GIVEN INSTRUCTION – All of the data needs to be repeated exactly.

— START INPUT ROWS —

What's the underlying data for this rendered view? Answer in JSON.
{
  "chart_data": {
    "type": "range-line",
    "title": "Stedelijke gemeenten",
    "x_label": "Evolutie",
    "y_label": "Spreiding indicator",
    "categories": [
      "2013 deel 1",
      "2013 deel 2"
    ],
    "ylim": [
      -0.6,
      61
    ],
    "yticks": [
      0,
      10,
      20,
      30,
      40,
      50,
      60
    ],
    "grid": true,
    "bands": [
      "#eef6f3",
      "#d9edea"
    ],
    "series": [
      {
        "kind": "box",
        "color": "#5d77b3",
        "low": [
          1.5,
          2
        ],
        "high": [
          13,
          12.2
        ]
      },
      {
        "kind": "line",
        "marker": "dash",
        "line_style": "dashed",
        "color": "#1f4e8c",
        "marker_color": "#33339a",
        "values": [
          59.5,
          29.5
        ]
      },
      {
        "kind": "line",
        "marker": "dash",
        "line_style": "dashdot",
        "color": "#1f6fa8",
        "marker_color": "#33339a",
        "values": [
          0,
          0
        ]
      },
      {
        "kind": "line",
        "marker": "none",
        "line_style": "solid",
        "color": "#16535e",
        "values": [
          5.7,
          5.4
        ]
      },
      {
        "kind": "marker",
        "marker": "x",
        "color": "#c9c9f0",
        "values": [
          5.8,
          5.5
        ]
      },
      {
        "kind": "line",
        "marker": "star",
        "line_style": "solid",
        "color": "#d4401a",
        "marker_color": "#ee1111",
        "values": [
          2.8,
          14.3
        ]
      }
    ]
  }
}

— END INPUT ROWS —

RESULT FOR THIS TASK –
What's the underlying data for this rendered view? Answer in JSON.
{
  "chart_data": {
    "type": "range-line",
    "title": "Stedelijke gemeenten",
    "x_label": "Evolutie",
    "y_label": "Spreiding indicator",
    "categories": [
      "2013 deel 1",
      "2013 deel 2"
    ],
    "ylim": [
      -0.6,
      61
    ],
    "yticks": [
      0,
      10,
      20,
      30,
      40,
      50,
      60
    ],
    "grid": true,
    "bands": [
      "#eef6f3",
      "#d9edea"
    ],
    "series": [
      {
        "kind": "box",
        "color": "#5d77b3",
        "low": [
          1.5,
          2
        ],
        "high": [
          13,
          12.2
        ]
      },
      {
        "kind": "line",
        "marker": "dash",
        "line_style": "dashed",
        "color": "#1f4e8c",
        "marker_color": "#33339a",
        "values": [
          59.5,
          29.5
        ]
      },
      {
        "kind": "line",
        "marker": "dash",
        "line_style": "dashdot",
        "color": "#1f6fa8",
        "marker_color": "#33339a",
        "values": [
          0,
          0
        ]
      },
      {
        "kind": "line",
        "marker": "none",
        "line_style": "solid",
        "color": "#16535e",
        "values": [
          5.7,
          5.4
        ]
      },
      {
        "kind": "marker",
        "marker": "x",
        "color": "#c9c9f0",
        "values": [
          5.8,
          5.5
        ]
      },
      {
        "kind": "line",
        "marker": "star",
        "line_style": "solid",
        "color": "#d4401a",
        "marker_color": "#ee1111",
        "values": [
          2.8,
          14.3
        ]
      }
    ]
  }
}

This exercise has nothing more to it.